**Tâches à réaliser:**
• a. Réécrivez plus brièvement le paragraphe de l'extrait sur Cuba qui commence par « Les voyageurs américains pourront », en conservant ses faits principaux.
• b. Poursuivez l'extrait sur Cuba à la suite de sa dernière phrase.

**Extrait fourni:**
Des cubains regardent l'intervention télévisée de Raul Castro, le président cubain, le 17 décembre 2014 à La Havane (AFP-Yamil Lage)

Les voyageurs américains pourront par ailleurs rapporter depuis Cuba jusqu'à 100 dollars de tabac, ce qui inclut, bien sûr, les célèbres cigares cubains. Si les voyages touristiques indépendants resteront à ce stade interdits, nombre de procédures seront assouplies pour les chercheurs, les enseignants ou encore les journalistes.

Selon un responsable américain, l'ancien président Fidel Castro, qui a cédé la place à son frère Raul en 2006, n'a pas été impliqué dans les discussions. Eternel contempteur du voisin honni, le "Lider Maximo" est resté célèbre pour ses longues diatribes anti-américaines.

Les pays latino-américains, même les plus critiques envers les Etats-Unis, ont applaudi mercredi ce développement, le Vénézuélien Nicolas Maduro allant jusqu'à saluer "le geste courageux" de Barack Obama.

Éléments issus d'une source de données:
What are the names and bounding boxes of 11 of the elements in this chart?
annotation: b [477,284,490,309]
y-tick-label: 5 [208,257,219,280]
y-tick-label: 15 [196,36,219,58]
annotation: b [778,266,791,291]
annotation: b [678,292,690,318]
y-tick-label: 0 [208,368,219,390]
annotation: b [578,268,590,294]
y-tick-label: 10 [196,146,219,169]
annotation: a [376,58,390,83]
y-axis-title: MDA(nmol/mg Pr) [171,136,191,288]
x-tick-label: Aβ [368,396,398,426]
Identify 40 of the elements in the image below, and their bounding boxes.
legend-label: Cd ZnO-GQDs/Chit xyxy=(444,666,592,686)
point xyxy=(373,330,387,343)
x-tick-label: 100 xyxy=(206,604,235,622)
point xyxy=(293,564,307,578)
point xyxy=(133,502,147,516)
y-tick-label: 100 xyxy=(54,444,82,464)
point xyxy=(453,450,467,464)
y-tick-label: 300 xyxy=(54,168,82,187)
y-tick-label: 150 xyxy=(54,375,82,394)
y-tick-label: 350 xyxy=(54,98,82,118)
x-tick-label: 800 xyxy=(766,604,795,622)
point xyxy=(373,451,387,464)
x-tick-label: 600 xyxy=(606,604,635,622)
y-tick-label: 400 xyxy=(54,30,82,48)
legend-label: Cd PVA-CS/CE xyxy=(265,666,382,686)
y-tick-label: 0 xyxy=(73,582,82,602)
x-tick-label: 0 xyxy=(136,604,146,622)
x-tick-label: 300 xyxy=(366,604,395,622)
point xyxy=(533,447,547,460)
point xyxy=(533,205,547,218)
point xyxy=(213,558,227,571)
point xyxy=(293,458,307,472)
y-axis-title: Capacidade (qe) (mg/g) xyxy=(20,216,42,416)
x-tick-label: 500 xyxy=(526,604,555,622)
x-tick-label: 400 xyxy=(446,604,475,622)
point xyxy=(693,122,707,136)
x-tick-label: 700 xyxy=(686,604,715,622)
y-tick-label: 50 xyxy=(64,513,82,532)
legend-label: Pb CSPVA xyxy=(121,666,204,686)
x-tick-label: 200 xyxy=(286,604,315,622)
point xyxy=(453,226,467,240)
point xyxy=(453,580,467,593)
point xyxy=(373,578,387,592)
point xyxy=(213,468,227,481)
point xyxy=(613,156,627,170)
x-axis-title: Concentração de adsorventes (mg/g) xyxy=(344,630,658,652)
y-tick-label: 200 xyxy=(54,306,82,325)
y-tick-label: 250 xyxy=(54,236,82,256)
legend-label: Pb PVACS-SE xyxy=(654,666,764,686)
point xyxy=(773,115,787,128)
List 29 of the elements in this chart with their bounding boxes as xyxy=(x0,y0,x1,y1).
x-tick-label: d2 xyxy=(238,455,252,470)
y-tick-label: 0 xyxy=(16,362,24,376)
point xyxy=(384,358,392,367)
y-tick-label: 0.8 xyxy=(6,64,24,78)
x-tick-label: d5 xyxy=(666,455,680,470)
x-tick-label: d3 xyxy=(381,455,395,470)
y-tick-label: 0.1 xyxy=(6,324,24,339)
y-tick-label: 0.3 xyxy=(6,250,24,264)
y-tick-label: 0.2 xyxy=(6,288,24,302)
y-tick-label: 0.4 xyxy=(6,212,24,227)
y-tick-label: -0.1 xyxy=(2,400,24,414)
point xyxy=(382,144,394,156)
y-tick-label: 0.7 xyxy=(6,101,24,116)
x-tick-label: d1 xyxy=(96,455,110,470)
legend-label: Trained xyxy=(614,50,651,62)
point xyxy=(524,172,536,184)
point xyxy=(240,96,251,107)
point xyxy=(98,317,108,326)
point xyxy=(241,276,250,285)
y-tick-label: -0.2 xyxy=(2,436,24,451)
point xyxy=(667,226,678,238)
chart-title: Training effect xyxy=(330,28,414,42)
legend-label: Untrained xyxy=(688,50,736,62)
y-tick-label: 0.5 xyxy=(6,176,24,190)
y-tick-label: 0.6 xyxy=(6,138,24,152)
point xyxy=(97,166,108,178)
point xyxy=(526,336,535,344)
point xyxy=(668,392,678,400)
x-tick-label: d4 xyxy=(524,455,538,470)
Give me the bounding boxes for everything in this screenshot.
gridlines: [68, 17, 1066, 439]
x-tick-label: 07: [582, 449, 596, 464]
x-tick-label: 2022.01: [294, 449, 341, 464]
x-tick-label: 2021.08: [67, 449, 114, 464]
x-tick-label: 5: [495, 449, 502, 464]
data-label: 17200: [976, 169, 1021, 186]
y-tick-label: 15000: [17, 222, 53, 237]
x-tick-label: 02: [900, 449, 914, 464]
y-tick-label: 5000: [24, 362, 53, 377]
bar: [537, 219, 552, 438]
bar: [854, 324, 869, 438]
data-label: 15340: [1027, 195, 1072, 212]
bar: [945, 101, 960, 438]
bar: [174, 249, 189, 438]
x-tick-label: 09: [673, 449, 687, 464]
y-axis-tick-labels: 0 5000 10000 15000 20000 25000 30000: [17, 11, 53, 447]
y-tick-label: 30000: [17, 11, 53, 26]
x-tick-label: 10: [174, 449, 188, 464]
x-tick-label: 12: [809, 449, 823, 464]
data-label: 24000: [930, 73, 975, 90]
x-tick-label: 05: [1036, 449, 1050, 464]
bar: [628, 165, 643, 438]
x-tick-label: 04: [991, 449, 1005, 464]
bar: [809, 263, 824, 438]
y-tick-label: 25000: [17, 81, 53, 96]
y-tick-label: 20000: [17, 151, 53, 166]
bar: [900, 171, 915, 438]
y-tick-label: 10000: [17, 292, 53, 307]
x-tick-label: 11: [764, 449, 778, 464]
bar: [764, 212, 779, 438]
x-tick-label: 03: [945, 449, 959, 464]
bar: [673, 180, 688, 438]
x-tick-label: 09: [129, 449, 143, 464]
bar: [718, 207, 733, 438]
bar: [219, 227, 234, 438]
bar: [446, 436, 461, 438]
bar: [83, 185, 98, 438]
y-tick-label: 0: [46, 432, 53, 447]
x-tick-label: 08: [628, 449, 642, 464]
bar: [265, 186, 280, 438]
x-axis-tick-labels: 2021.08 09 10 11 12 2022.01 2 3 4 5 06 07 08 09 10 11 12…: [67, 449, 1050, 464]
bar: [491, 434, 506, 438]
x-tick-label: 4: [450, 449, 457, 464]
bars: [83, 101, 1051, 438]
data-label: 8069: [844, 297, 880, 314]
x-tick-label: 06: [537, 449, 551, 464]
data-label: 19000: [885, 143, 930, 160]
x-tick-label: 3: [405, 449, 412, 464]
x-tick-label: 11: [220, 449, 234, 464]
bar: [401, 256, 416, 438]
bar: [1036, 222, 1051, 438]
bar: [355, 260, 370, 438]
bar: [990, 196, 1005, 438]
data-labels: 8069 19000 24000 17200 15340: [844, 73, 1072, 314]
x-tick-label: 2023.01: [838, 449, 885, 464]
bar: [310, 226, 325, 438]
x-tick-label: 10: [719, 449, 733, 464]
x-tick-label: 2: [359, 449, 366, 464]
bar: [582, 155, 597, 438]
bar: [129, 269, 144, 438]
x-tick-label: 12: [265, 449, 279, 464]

**Réponses par tâche:**
• a. Les voyageurs américains pourront rapporter de Cuba jusqu'à 100 dollars de tabac, cigares compris. Le tourisme indépendant restera interdit, mais de nombreuses procédures seront assouplies pour les chercheurs, les enseignants et les journalistes.

• b.
Cette annonce historique intervient quelques heures après la libération d'Alan Gross, un Américain de 65 ans détenu depuis cinq ans à La Havane. Washington a toujours conditionné une détente avec Cuba à la libération de cet ancien contractuel de l'agence fédérale américaine pour le développement international (USAID). Arrêté le 3 décembre 2009 à Cuba, Alan Gross avait été condamné en 2011 à 15 ans de prison pour avoir introduit du matériel de transmission satellitaire interdit dans l'île communiste.

Le sénateur amércian Dick Durbin (g) et Alan Gross, un Américain de 65 ans détenu pendant 5 ans à La Havane, le 17 décembre 2014 dans le Maryland (Office of Sen. Dick Durbin/AFP-Ben Marter)

Parallèlement, un espion à la solde du Renseignement américain, écroué à Cuba depuis 20 ans et dont très peu de gens connaissaient l'existence, a été libéré de prison. Trois Cubains, écroués aux Etats-Unis après avoir été condamnés à de lourdes peines pour espionnage, ont également retrouvé la liberté.

Les relations entre Washington et La Havane ont été marquées par une succession d'épisodes tendus depuis le début des années 60. Celui de la baie des Cochons, lorsqu'en avril 1961, près de 1.400 exilés cubains entraînés et payés par la CIA ont tenté sans y parvenir de débarquer sur l'île, a marqué les esprits.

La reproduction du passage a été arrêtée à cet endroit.